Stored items
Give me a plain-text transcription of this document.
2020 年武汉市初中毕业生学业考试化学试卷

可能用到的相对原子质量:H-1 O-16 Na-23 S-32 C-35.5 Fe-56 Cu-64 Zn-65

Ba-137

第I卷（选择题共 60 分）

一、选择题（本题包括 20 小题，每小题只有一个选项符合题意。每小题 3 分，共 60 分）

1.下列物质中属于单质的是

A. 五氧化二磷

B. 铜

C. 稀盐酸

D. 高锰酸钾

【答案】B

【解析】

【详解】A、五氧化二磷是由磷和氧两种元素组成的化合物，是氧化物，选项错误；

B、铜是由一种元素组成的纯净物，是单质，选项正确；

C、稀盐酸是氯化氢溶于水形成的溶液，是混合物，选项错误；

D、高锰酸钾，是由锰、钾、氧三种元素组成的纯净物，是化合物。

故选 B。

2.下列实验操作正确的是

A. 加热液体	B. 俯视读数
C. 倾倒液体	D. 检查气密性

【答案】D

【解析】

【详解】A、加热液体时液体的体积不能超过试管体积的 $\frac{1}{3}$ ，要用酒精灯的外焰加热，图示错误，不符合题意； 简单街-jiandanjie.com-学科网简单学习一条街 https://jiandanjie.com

#### DESCRIPTION OF THE TASK
Copy all lines from the material that contain "选项错误".

#### OUTPUT OF THE TASK
【详解】A、五氧化二磷是由磷和氧两种元素组成的化合物，是氧化物，选项错误；
C、稀盐酸是氯化氢溶于水形成的溶液，是混合物，选项错误；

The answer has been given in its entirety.